● TEXTO PROPORCIONADO
Como todo aquel que anda con juntas poco recomendables, Castillo tiene la coartada de estar usándolos como instrumentos a su favor. La gran pregunta sigue siendo si, al contrario, el instrumento es él. Este interrogante también es válido cuando se alude a su filiación con otro personaje polémico: Vladimir Cerrón, el líder del partido Perú Libre, por el que Castillo se postula.
Cerrón provoca rechazo en Lima; de hecho, fue el motivo de la ruptura de la izquierda años atrás. Neurocirujano formado en Cuba, jamás se ha deslindado de los procesos progresistas latinoamericanos (Hugo Chávez, Nicolás Maduro, Evo Morales). A su imagen de radical se le suma cierto conservadurismo misógino y homófobo. Cerrón era el candidato natural de Perú Libre, pero estuvo preso por corrupción —opiniones autorizadas han dicho que ese juicio tuvo varias irregularidades, y que se usó para neutralizar a un líder con proyección—. A pesar de que salió libre, el Jurado Nacional de Elecciones le negó la participación en los comicios. Castillo, que entró como invitado para vicepresidente, pasó a ser el candidato. Nadie en Lima lo tomó en serio.

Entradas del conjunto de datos
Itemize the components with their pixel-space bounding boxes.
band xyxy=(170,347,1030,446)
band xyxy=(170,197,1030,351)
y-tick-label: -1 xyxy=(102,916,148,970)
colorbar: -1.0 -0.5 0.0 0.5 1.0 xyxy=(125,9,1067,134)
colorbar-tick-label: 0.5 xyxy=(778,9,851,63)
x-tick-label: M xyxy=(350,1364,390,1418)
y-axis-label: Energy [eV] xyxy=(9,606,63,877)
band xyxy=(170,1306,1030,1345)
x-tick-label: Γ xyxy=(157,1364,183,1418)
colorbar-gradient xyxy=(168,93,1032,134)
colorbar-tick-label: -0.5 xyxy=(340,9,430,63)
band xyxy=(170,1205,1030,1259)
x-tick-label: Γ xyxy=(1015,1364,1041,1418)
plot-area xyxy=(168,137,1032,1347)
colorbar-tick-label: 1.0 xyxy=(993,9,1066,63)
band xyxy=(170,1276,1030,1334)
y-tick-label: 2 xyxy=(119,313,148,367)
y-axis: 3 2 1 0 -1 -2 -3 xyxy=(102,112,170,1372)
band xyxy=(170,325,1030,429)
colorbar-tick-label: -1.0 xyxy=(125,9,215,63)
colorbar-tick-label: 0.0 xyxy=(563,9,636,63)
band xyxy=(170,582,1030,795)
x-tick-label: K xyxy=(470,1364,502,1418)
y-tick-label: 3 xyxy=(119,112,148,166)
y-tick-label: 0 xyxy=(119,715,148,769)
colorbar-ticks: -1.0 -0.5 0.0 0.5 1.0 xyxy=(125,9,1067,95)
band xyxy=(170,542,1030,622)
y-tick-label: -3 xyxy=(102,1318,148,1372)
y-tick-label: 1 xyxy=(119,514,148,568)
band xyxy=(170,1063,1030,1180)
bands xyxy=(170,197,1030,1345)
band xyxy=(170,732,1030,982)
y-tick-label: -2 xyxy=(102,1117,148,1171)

● TAREA A
¿Dónde se formó Vladimir Cerrón como neurocirujano, según el texto sobre Castillo y Cerrón?
● TAREA B
Imprime el fragmento del texto sobre Castillo y Cerrón que va de "Como todo aquel" a "Castillo se postula.", ambos incluidos.
● TAREA C
Prosigue el texto sobre Castillo y Cerrón desde su última oración.

● RESULTADO A
En Cuba.

● RESULTADO B
Como todo aquel que anda con juntas poco recomendables, Castillo tiene la coartada de estar usándolos como instrumentos a su favor. La gran pregunta sigue siendo si, al contrario, el instrumento es él. Este interrogante también es válido cuando se alude a su filiación con otro personaje polémico: Vladimir Cerrón, el líder del partido Perú Libre, por el que Castillo se postula.

● RESULTADO C
Pedro Castillo no parece un hombre comprometido ideológicamente. De su lealtad, aun no sabemos. Pero si bien es estratégico y pragmático, no cede. A diferencia del expresidente Ollanta Humala, que firmó un compromiso ante figuras prominentes como Mario Vargas Llosa, Castillo no ha dado muestras de querer someterse a condicionamientos. Sigue firme en sus propuestas. Quiere cambiar la Constitución (redactada y aprobada tras el golpe de Fujimori), para liberar los candados que impiden una mayor participación del Estado. Quiere reformar el sistema de pensiones. Después de la primera vuelta, la élite progresista dijo que esta intransigencia era un error que no le permitirá avanzar. Pero allí es donde Lima —y la burbuja socialdemócrata— parece no entender en qué país vive.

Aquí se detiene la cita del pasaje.